**Directions**
Below is a block of data; give all of it again word for word.

((

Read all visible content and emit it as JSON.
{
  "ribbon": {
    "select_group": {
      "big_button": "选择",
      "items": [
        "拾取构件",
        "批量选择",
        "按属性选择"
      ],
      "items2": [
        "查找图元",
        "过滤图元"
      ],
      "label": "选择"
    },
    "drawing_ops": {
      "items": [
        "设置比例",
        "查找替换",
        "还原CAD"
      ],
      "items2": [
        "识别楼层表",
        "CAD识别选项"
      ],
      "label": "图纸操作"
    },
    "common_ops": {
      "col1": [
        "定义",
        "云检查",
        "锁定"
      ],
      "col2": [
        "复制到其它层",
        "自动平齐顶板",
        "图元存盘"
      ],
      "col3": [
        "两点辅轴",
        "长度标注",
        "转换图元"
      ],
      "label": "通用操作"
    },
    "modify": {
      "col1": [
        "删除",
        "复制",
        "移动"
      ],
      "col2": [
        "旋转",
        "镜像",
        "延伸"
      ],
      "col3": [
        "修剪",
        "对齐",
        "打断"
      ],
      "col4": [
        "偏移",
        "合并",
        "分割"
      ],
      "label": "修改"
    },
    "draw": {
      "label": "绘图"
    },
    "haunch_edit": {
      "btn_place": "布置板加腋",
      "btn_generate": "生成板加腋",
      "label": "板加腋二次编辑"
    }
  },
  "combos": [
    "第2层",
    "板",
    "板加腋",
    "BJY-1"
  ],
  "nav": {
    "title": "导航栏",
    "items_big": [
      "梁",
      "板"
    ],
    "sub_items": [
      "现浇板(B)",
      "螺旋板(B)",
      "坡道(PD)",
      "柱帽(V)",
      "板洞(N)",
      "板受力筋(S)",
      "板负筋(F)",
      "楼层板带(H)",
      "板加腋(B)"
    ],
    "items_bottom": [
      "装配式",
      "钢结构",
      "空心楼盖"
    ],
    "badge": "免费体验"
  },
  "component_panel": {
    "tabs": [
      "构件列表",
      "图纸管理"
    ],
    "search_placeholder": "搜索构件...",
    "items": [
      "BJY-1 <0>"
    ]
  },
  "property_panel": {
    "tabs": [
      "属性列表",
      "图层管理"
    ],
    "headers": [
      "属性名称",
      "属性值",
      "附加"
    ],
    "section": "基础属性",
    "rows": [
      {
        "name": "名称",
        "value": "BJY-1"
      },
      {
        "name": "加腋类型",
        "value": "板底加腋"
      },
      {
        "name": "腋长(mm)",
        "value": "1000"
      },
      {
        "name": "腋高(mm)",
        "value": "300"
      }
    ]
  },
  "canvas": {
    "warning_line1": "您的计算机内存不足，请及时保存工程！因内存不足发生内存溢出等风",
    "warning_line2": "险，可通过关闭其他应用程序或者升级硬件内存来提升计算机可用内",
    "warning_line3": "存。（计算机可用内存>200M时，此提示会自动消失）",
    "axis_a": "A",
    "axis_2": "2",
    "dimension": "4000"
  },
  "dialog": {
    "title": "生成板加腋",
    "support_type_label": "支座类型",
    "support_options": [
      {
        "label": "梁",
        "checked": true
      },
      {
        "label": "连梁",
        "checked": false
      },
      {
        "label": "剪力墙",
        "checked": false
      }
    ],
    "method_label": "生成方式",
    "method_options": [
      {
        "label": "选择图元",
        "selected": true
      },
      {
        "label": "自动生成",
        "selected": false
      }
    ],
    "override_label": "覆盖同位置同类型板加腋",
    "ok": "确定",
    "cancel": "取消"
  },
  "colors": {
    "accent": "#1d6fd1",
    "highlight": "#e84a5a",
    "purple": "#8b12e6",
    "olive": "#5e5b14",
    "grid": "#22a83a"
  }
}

))

**Solution**
Read all visible content and emit it as JSON.
{
  "ribbon": {
    "select_group": {
      "big_button": "选择",
      "items": [
        "拾取构件",
        "批量选择",
        "按属性选择"
      ],
      "items2": [
        "查找图元",
        "过滤图元"
      ],
      "label": "选择"
    },
    "drawing_ops": {
      "items": [
        "设置比例",
        "查找替换",
        "还原CAD"
      ],
      "items2": [
        "识别楼层表",
        "CAD识别选项"
      ],
      "label": "图纸操作"
    },
    "common_ops": {
      "col1": [
        "定义",
        "云检查",
        "锁定"
      ],
      "col2": [
        "复制到其它层",
        "自动平齐顶板",
        "图元存盘"
      ],
      "col3": [
        "两点辅轴",
        "长度标注",
        "转换图元"
      ],
      "label": "通用操作"
    },
    "modify": {
      "col1": [
        "删除",
        "复制",
        "移动"
      ],
      "col2": [
        "旋转",
        "镜像",
        "延伸"
      ],
      "col3": [
        "修剪",
        "对齐",
        "打断"
      ],
      "col4": [
        "偏移",
        "合并",
        "分割"
      ],
      "label": "修改"
    },
    "draw": {
      "label": "绘图"
    },
    "haunch_edit": {
      "btn_place": "布置板加腋",
      "btn_generate": "生成板加腋",
      "label": "板加腋二次编辑"
    }
  },
  "combos": [
    "第2层",
    "板",
    "板加腋",
    "BJY-1"
  ],
  "nav": {
    "title": "导航栏",
    "items_big": [
      "梁",
      "板"
    ],
    "sub_items": [
      "现浇板(B)",
      "螺旋板(B)",
      "坡道(PD)",
      "柱帽(V)",
      "板洞(N)",
      "板受力筋(S)",
      "板负筋(F)",
      "楼层板带(H)",
      "板加腋(B)"
    ],
    "items_bottom": [
      "装配式",
      "钢结构",
      "空心楼盖"
    ],
    "badge": "免费体验"
  },
  "component_panel": {
    "tabs": [
      "构件列表",
      "图纸管理"
    ],
    "search_placeholder": "搜索构件...",
    "items": [
      "BJY-1 <0>"
    ]
  },
  "property_panel": {
    "tabs": [
      "属性列表",
      "图层管理"
    ],
    "headers": [
      "属性名称",
      "属性值",
      "附加"
    ],
    "section": "基础属性",
    "rows": [
      {
        "name": "名称",
        "value": "BJY-1"
      },
      {
        "name": "加腋类型",
        "value": "板底加腋"
      },
      {
        "name": "腋长(mm)",
        "value": "1000"
      },
      {
        "name": "腋高(mm)",
        "value": "300"
      }
    ]
  },
  "canvas": {
    "warning_line1": "您的计算机内存不足，请及时保存工程！因内存不足发生内存溢出等风",
    "warning_line2": "险，可通过关闭其他应用程序或者升级硬件内存来提升计算机可用内",
    "warning_line3": "存。（计算机可用内存>200M时，此提示会自动消失）",
    "axis_a": "A",
    "axis_2": "2",
    "dimension": "4000"
  },
  "dialog": {
    "title": "生成板加腋",
    "support_type_label": "支座类型",
    "support_options": [
      {
        "label": "梁",
        "checked": true
      },
      {
        "label": "连梁",
        "checked": false
      },
      {
        "label": "剪力墙",
        "checked": false
      }
    ],
    "method_label": "生成方式",
    "method_options": [
      {
        "label": "选择图元",
        "selected": true
      },
      {
        "label": "自动生成",
        "selected": false
      }
    ],
    "override_label": "覆盖同位置同类型板加腋",
    "ok": "确定",
    "cancel": "取消"
  },
  "colors": {
    "accent": "#1d6fd1",
    "highlight": "#e84a5a",
    "purple": "#8b12e6",
    "olive": "#5e5b14",
    "grid": "#22a83a"
  }
}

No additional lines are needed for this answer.